RECORD EXCERPTS —
------------------------------------------------------------

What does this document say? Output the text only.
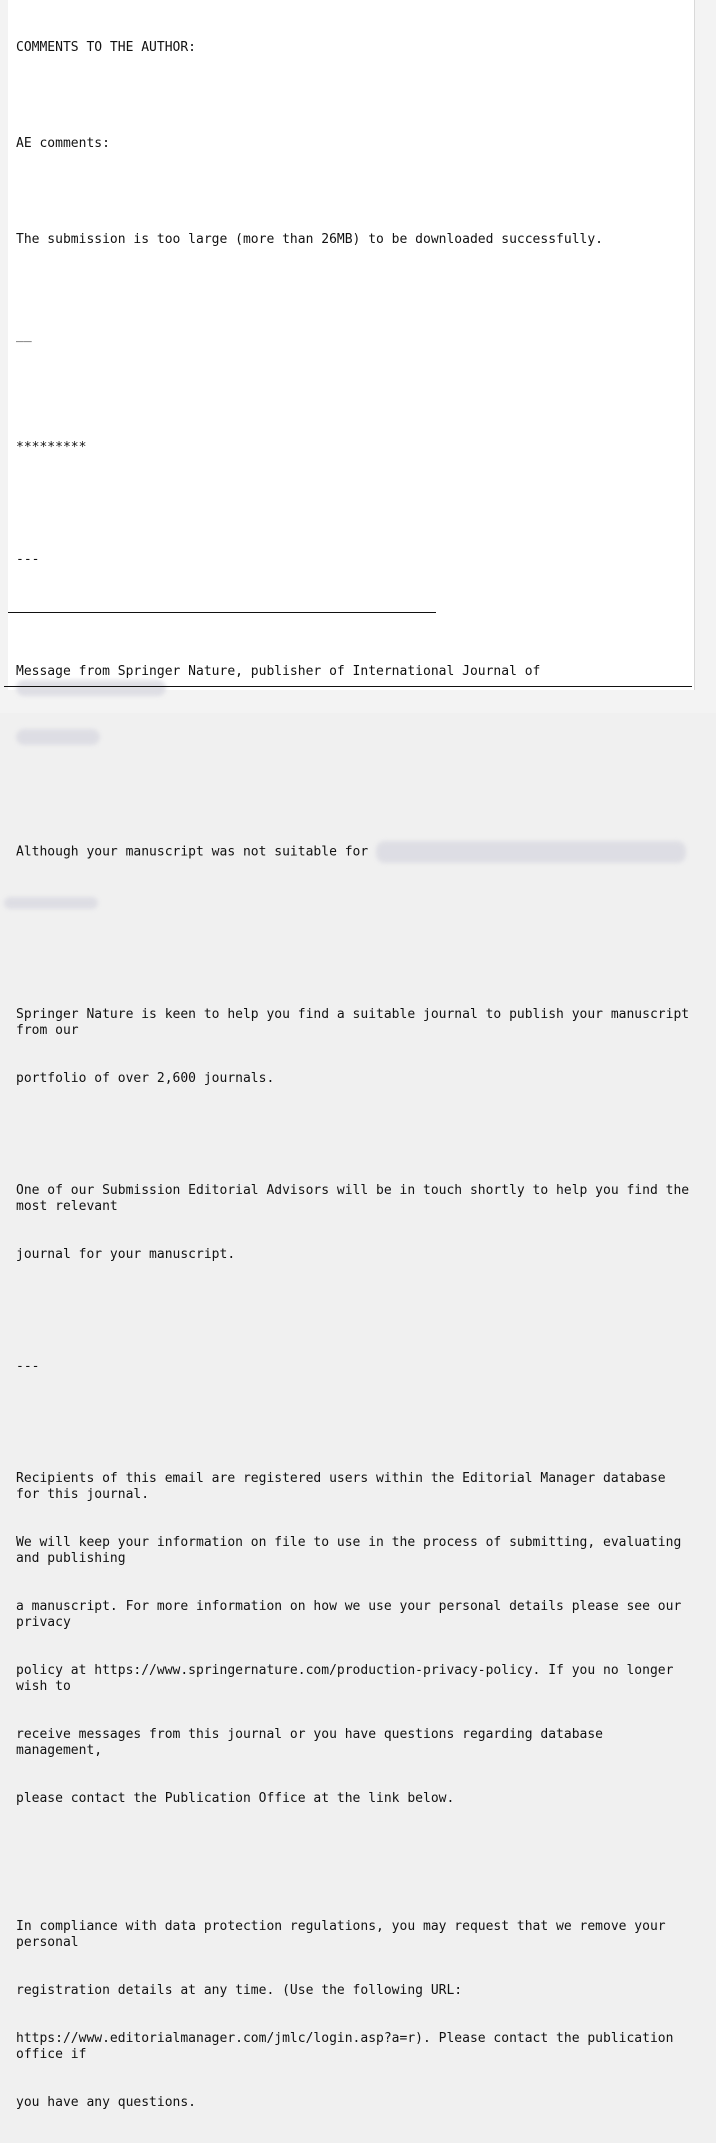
COMMENTS TO THE AUTHOR:

AE comments:

The submission is too large (more than 26MB) to be downloaded successfully.

__

*********

---

Message from Springer Nature, publisher of International Journal of

Although your manuscript was not suitable for

Springer Nature is keen to help you find a suitable journal to publish your manuscript from our

portfolio of over 2,600 journals.

One of our Submission Editorial Advisors will be in touch shortly to help you find the most relevant

journal for your manuscript.

---

Recipients of this email are registered users within the Editorial Manager database for this journal.

We will keep your information on file to use in the process of submitting, evaluating and publishing

a manuscript. For more information on how we use your personal details please see our privacy

policy at https://www.springernature.com/production-privacy-policy. If you no longer wish to

receive messages from this journal or you have questions regarding database management,

please contact the Publication Office at the link below.

In compliance with data protection regulations, you may request that we remove your personal

registration details at any time. (Use the following URL:

https://www.editorialmanager.com/jmlc/login.asp?a=r). Please contact the publication office if

you have any questions.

------------------------------------------------------------

GIVEN EXERCISE — Nothing in the entries above should change when they are printed again, except that the pictures are dropped.

RESULT —
What does this document say? Output the text only.
COMMENTS TO THE AUTHOR:

AE comments:

The submission is too large (more than 26MB) to be downloaded successfully.

__

*********

---

Message from Springer Nature, publisher of International Journal of

Although your manuscript was not suitable for

Springer Nature is keen to help you find a suitable journal to publish your manuscript from our

portfolio of over 2,600 journals.

One of our Submission Editorial Advisors will be in touch shortly to help you find the most relevant

journal for your manuscript.

---

Recipients of this email are registered users within the Editorial Manager database for this journal.

We will keep your information on file to use in the process of submitting, evaluating and publishing

a manuscript. For more information on how we use your personal details please see our privacy

policy at https://www.springernature.com/production-privacy-policy. If you no longer wish to

receive messages from this journal or you have questions regarding database management,

please contact the Publication Office at the link below.

In compliance with data protection regulations, you may request that we remove your personal

registration details at any time. (Use the following URL:

https://www.editorialmanager.com/jmlc/login.asp?a=r). Please contact the publication office if

you have any questions.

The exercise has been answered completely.